# Aim
Below are some records. Copy every line in them that holds "světa".

# Supplied data
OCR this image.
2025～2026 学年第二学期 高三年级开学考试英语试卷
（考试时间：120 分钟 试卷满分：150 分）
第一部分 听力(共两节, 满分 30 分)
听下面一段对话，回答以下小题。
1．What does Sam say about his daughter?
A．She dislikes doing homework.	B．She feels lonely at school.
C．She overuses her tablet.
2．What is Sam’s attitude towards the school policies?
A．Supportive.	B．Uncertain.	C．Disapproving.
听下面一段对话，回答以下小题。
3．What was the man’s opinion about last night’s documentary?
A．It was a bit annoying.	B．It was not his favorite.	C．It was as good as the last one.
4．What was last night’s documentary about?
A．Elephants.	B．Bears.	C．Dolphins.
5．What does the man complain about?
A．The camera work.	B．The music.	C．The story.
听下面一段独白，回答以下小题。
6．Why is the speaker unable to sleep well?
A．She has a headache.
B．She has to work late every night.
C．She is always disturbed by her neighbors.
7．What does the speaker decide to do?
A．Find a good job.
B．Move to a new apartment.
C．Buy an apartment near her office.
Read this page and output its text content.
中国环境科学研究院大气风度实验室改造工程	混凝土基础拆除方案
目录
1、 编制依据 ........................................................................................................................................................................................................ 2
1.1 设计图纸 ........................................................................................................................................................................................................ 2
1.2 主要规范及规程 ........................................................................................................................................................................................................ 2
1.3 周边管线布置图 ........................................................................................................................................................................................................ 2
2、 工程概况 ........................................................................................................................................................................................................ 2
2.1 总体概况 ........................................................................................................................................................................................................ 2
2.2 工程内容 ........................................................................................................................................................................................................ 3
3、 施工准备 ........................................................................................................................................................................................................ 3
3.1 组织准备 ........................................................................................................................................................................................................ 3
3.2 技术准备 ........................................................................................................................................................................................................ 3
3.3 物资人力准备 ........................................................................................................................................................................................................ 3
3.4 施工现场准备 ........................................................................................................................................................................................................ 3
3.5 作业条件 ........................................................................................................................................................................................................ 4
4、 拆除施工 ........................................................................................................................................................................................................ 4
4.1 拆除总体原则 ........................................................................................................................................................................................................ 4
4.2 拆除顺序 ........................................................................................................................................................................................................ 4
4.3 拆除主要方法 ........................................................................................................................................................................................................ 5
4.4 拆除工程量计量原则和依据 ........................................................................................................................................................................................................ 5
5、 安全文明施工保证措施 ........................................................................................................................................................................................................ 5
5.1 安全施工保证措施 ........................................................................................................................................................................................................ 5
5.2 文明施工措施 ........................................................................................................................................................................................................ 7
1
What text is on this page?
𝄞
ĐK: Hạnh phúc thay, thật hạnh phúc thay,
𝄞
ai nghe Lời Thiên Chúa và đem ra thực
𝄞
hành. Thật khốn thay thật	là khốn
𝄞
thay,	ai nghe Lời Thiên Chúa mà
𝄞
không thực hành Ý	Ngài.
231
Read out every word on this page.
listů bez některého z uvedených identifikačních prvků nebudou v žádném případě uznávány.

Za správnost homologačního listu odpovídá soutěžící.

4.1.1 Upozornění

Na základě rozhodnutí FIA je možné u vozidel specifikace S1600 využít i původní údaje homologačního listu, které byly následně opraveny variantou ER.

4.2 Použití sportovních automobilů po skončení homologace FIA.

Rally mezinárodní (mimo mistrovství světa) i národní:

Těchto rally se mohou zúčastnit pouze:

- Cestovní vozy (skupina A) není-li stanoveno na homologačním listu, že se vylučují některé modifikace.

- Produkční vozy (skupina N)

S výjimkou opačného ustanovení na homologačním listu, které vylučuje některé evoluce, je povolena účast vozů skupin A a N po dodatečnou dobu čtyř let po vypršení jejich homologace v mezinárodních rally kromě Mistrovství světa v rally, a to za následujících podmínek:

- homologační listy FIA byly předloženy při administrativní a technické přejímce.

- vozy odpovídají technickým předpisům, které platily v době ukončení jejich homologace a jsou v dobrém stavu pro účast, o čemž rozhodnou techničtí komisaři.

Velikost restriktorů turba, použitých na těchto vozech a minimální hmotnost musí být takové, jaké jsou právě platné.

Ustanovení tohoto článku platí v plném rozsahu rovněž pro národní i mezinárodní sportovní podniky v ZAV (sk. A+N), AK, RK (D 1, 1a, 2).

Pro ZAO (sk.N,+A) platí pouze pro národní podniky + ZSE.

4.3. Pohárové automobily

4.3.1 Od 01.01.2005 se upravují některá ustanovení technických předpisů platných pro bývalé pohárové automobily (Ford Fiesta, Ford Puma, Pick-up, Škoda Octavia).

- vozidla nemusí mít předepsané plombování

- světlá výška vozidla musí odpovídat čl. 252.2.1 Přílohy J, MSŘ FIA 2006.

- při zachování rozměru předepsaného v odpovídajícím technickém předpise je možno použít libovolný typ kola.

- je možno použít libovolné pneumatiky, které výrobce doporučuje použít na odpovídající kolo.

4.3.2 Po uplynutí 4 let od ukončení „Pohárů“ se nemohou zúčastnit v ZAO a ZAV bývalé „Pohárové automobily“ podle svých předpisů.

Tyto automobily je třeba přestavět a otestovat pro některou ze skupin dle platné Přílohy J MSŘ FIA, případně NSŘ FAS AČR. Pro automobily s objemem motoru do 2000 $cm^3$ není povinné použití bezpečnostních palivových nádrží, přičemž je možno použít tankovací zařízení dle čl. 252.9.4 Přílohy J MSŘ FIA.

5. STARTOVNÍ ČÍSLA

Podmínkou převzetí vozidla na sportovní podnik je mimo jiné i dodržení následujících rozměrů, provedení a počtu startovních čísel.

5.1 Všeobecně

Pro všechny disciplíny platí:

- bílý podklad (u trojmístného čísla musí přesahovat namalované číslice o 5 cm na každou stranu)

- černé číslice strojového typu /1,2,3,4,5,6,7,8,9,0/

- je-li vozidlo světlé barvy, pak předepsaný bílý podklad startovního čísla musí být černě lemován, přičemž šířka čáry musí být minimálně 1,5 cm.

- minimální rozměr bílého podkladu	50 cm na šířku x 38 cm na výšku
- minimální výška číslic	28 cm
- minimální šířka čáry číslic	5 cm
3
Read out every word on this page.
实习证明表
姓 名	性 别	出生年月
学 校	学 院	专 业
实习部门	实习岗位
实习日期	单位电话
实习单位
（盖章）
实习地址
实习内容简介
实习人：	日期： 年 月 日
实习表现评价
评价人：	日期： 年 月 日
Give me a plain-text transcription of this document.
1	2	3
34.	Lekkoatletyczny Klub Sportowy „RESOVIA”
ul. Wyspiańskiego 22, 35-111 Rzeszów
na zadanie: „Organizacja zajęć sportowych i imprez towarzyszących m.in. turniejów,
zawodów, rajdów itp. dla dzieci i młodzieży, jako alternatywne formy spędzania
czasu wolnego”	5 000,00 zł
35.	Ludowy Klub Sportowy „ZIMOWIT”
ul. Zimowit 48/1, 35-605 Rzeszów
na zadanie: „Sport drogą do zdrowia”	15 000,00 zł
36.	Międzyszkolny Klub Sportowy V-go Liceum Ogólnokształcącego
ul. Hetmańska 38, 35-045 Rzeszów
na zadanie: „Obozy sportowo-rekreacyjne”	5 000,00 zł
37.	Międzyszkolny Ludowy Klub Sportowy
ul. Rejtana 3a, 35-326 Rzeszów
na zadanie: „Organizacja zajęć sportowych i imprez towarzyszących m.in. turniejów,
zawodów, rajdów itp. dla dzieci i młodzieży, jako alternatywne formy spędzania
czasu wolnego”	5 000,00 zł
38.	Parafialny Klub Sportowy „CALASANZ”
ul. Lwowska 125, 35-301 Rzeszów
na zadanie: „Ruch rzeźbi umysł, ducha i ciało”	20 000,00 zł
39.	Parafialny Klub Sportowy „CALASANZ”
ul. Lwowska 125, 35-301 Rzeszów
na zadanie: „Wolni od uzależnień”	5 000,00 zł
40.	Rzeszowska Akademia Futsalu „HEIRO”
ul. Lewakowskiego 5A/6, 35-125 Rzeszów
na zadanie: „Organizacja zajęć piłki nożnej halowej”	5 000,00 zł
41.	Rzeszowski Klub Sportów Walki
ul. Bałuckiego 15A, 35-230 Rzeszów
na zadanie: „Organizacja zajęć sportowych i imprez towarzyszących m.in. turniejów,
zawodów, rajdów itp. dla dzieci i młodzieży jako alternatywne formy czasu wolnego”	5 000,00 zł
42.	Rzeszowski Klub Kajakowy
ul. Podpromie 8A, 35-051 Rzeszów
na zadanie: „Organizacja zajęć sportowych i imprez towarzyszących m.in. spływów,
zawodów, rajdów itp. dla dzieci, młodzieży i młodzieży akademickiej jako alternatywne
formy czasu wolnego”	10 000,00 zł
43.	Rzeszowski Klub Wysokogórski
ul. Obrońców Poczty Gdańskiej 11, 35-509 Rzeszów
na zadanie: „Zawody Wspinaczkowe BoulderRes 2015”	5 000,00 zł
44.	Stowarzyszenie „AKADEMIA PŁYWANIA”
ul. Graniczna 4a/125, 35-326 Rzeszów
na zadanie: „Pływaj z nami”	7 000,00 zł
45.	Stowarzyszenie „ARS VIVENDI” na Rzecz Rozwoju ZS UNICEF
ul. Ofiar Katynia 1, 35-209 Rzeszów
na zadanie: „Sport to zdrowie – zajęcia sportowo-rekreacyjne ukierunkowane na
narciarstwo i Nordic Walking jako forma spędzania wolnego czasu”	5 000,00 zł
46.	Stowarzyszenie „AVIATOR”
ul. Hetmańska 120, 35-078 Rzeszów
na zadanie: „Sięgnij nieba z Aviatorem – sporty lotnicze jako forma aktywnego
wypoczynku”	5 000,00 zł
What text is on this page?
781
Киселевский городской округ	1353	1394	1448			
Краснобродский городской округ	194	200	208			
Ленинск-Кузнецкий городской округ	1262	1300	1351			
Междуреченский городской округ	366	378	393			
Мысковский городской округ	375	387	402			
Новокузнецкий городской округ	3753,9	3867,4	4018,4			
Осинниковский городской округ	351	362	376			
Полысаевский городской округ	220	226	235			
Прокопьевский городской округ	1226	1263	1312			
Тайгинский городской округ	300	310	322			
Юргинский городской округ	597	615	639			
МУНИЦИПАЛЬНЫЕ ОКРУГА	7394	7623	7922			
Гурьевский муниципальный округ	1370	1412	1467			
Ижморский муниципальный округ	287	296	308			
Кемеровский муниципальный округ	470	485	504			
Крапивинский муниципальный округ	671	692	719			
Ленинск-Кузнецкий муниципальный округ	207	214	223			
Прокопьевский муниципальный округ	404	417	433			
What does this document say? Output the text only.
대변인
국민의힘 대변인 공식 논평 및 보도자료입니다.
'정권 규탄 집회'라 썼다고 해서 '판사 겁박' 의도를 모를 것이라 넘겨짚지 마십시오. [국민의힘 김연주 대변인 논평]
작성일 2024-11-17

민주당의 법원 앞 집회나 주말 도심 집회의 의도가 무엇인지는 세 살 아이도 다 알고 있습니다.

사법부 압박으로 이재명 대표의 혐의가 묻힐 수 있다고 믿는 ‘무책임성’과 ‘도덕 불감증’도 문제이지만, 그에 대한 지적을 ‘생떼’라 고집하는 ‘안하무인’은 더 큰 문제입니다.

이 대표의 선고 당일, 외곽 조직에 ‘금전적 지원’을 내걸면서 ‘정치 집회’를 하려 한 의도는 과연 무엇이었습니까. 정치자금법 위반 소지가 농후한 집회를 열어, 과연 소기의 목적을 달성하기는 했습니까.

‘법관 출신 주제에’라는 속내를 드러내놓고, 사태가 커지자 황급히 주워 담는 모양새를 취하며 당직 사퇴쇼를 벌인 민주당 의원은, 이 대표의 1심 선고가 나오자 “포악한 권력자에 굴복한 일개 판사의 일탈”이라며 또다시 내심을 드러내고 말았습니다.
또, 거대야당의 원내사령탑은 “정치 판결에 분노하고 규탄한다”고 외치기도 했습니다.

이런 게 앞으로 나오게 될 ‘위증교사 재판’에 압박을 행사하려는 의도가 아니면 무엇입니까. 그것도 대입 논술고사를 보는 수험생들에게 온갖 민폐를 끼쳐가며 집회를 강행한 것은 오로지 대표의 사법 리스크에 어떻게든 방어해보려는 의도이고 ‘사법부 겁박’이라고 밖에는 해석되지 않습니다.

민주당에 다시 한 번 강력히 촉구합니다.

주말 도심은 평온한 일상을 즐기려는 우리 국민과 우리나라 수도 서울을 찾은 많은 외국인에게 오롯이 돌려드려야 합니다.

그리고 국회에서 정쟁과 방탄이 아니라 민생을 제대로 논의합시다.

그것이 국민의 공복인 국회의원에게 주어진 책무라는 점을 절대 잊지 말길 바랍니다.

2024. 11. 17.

# Expected answer
Rally mezinárodní (mimo mistrovství světa) i národní:
S výjimkou opačného ustanovení na homologačním listu, které vylučuje některé evoluce, je povolena účast vozů skupin A a N po dodatečnou dobu čtyř let po vypršení jejich homologace v mezinárodních rally kromě Mistrovství světa v rally, a to za následujících podmínek:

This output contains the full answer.